_What to work on_.
Copy out all lines in the data below containing the string "mutant".

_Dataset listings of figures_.

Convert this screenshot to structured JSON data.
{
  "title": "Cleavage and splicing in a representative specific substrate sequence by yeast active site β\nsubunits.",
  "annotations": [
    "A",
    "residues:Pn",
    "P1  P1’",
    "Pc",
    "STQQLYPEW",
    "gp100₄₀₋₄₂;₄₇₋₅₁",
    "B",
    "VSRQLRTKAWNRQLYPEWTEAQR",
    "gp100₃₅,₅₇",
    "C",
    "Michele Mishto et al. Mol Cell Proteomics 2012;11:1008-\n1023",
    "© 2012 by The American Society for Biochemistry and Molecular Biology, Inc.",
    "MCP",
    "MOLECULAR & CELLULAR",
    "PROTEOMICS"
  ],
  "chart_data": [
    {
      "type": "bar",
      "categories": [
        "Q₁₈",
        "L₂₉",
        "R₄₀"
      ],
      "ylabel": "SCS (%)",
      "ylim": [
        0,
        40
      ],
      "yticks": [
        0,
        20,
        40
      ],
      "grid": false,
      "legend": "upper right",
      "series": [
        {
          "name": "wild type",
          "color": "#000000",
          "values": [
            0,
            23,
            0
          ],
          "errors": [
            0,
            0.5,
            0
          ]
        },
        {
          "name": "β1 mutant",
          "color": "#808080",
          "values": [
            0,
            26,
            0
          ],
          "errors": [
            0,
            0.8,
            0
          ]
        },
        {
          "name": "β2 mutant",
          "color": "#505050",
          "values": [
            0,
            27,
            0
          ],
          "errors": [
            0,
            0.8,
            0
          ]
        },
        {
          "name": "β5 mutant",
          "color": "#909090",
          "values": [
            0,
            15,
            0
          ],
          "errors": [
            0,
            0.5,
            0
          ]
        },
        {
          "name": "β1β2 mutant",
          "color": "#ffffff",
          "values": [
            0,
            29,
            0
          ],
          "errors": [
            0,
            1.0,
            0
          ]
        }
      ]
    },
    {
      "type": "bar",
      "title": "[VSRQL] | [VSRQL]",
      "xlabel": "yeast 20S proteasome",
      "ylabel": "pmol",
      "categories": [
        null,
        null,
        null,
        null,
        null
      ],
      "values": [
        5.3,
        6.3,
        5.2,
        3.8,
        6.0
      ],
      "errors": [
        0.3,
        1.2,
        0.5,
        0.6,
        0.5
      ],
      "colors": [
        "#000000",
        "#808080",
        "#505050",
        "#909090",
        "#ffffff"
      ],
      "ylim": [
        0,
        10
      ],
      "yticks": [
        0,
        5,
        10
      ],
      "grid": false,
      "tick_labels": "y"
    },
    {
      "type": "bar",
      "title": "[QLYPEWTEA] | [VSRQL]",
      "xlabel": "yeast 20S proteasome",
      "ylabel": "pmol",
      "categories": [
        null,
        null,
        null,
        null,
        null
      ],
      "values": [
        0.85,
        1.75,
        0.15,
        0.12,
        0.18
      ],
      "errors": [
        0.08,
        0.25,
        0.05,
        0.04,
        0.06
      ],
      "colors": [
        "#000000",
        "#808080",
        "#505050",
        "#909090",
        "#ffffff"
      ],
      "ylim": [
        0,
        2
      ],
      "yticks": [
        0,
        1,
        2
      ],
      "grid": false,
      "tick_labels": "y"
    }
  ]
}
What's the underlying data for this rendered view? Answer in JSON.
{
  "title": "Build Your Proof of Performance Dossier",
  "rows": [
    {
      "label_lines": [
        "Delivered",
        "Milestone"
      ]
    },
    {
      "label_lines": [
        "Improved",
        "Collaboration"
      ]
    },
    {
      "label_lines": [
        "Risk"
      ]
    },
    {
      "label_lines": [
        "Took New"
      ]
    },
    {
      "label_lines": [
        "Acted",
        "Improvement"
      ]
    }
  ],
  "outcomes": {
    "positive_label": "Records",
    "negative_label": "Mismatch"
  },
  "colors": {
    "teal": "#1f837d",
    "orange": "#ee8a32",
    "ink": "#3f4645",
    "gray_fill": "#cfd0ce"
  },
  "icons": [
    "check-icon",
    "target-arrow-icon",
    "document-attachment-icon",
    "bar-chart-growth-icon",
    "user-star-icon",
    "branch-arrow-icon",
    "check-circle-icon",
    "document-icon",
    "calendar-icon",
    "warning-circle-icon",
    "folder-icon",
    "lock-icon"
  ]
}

_Task response_.
          "name": "β1 mutant",
          "name": "β2 mutant",
          "name": "β5 mutant",
          "name": "β1β2 mutant",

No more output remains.